O que se pede:
Responda às perguntas com base no texto fornecido.
1. Quantas cidades formam a Grande SP?
2. Quantas linhas de ônibus há na cidade?
3. Quantos atendimentos a rede pública de saúde faz em um dia típico?

Texto fornecido:
-------

Não é para menos. Um aglomerado urbano com 11,5 milhões de pessoas que, conurbado, passa dos 20 milhões — 10% do País morando nas 39 cidades da Grande SP —, não tem este tamanho impunimente. Outras metrópoles sofrem a mesma consequência.

Em um dia típico 7,2 milhões de passageiros farão 162 mil viagens nas 1300 linhas de ônibus, que percorrerão 2,3 milhões de quilômetros, equivalente a 58 voltas no planeta. Nas escolas municipais, um milhão de alunos terão aulas. Na rede pública de saúde serão feitos mais de 130 mil atendimentos. Na limpeza urbana, 1500 viagens de caminhão recolherão de 12 a 15 mil toneladas de lixo.

-------

Seção de dados:
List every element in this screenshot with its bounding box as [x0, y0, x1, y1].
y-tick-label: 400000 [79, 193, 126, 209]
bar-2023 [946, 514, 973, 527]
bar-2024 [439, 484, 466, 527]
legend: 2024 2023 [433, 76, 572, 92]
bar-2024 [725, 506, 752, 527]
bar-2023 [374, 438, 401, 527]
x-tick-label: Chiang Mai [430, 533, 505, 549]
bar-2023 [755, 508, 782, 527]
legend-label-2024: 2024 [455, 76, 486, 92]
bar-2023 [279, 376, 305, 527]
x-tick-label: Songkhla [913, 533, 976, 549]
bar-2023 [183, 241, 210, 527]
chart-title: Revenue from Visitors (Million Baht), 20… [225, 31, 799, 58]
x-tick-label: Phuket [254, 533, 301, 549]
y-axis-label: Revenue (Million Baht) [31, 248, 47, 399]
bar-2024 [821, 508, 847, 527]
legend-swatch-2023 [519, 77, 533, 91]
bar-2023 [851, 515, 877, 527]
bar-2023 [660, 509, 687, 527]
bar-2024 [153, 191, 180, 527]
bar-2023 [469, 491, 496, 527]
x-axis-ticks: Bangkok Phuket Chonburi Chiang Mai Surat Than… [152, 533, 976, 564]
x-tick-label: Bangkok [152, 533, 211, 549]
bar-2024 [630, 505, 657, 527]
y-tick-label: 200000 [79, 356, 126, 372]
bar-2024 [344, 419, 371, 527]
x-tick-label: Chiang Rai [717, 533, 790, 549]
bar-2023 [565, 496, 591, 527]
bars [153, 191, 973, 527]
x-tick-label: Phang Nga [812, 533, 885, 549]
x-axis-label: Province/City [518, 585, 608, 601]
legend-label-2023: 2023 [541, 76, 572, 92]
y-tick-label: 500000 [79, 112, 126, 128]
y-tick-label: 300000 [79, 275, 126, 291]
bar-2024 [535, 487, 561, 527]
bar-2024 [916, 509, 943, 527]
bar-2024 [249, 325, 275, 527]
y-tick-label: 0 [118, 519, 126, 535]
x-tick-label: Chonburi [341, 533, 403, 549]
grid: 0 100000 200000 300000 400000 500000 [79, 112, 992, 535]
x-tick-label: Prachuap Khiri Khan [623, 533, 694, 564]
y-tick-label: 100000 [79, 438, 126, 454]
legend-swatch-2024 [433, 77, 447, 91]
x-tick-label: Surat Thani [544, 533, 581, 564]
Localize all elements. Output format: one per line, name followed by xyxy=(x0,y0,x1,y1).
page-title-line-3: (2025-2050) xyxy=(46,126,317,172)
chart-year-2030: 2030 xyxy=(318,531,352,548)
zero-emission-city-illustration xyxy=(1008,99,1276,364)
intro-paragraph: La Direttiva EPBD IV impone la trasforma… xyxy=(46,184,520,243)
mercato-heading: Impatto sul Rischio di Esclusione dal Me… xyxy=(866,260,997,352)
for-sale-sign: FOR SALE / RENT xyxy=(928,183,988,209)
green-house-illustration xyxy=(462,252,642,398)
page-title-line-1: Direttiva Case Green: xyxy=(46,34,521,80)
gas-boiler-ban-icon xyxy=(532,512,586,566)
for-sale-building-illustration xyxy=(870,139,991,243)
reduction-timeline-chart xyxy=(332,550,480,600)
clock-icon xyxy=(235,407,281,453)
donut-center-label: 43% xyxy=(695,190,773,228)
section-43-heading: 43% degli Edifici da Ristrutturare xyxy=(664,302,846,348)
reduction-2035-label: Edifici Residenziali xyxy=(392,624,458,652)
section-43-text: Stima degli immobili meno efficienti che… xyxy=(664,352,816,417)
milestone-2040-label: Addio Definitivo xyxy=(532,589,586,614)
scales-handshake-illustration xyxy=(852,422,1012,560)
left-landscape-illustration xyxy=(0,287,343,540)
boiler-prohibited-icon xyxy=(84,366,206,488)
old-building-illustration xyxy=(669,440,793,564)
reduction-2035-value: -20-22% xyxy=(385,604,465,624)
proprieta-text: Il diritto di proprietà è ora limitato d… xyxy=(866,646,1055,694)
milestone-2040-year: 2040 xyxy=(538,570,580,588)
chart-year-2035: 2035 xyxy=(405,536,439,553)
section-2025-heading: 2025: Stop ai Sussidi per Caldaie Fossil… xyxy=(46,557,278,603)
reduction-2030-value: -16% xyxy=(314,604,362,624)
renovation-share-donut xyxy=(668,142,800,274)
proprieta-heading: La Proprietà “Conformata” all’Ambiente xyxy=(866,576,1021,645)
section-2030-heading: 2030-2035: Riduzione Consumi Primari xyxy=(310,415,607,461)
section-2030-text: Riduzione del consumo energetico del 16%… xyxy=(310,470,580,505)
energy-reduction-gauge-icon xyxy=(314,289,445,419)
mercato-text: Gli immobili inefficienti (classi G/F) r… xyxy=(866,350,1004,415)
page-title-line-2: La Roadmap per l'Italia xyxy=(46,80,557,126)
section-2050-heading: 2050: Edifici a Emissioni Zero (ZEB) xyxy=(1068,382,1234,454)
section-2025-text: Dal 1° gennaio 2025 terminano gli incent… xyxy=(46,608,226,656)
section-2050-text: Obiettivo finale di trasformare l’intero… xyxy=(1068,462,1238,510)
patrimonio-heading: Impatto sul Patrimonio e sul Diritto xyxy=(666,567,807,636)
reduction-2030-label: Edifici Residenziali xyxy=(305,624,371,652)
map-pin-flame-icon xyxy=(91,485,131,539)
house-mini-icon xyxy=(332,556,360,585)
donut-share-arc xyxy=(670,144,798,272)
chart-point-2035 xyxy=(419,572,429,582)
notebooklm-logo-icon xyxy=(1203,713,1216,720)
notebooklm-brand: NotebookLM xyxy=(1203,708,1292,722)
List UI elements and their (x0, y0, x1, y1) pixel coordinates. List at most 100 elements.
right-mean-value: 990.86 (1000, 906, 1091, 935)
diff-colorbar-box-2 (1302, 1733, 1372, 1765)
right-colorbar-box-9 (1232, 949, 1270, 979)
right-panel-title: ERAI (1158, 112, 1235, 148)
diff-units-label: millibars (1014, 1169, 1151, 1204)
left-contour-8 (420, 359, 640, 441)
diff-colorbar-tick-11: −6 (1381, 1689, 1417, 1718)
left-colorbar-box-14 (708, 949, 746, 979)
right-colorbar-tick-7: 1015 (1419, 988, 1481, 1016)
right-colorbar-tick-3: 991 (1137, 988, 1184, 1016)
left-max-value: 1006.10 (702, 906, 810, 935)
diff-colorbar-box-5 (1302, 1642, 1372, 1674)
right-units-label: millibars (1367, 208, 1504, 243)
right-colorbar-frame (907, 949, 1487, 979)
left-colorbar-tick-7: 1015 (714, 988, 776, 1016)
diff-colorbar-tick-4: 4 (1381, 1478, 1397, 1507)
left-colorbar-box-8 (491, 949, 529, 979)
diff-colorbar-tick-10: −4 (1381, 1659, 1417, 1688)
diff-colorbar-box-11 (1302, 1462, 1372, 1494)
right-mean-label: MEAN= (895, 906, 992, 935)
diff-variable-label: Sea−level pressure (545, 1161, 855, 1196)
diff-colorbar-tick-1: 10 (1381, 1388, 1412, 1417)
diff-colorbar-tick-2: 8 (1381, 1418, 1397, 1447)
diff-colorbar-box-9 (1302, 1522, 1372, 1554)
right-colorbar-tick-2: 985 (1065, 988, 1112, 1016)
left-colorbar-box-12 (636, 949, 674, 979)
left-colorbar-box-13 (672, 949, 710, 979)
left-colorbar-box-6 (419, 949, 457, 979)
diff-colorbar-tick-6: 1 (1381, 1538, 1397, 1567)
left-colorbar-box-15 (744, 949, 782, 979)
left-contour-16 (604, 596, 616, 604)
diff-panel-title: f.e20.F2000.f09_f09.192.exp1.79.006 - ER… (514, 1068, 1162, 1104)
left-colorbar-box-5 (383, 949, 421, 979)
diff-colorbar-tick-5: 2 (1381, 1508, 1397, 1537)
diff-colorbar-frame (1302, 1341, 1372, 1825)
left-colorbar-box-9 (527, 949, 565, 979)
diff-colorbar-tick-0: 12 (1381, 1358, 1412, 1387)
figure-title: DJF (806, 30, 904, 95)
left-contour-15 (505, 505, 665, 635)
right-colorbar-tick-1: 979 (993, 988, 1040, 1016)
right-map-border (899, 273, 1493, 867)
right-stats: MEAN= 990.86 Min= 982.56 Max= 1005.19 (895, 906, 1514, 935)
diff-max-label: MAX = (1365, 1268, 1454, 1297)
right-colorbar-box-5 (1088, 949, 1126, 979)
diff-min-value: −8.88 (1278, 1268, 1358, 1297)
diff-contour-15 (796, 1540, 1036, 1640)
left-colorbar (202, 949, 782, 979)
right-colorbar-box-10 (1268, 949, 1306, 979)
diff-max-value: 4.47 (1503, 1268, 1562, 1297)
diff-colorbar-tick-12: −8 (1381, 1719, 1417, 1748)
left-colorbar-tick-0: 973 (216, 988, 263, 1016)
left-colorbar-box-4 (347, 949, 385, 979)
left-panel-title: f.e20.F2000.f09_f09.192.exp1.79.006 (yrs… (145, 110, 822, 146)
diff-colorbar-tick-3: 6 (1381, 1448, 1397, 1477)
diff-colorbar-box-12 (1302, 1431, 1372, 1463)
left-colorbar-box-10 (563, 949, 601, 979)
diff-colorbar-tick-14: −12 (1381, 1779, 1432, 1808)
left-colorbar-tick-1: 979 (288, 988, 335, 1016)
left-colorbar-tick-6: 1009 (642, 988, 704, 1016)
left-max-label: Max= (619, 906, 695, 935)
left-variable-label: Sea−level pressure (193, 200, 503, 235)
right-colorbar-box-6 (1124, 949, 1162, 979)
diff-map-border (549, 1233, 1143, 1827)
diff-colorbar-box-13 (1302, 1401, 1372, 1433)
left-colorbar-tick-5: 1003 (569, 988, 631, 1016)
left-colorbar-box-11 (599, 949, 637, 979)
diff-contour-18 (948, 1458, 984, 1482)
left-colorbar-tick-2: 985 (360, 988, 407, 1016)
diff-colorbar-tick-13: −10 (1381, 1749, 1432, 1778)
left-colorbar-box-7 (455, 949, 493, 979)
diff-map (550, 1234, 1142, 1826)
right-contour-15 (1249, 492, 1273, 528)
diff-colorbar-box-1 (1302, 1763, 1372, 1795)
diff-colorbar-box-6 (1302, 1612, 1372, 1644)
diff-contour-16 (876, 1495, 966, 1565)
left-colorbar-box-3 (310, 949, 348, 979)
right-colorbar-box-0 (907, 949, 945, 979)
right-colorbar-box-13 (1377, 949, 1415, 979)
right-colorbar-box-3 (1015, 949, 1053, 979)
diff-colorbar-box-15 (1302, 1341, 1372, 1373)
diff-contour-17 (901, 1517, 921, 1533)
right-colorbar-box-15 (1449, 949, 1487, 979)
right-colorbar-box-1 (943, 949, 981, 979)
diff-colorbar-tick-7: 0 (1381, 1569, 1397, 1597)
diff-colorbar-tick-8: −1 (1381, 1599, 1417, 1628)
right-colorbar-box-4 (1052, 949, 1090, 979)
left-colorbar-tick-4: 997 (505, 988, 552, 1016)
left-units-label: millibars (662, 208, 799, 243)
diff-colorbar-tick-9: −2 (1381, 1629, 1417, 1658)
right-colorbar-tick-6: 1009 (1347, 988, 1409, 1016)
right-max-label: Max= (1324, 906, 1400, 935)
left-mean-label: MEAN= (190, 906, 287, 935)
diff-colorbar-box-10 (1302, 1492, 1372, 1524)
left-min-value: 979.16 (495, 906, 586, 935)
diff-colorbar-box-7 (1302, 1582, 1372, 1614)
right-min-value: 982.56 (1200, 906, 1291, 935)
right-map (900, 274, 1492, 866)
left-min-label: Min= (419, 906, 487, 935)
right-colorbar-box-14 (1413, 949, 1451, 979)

-------

Resposta:
1. 39 cidades.
2. 1300 linhas.
3. Mais de 130 mil atendimentos.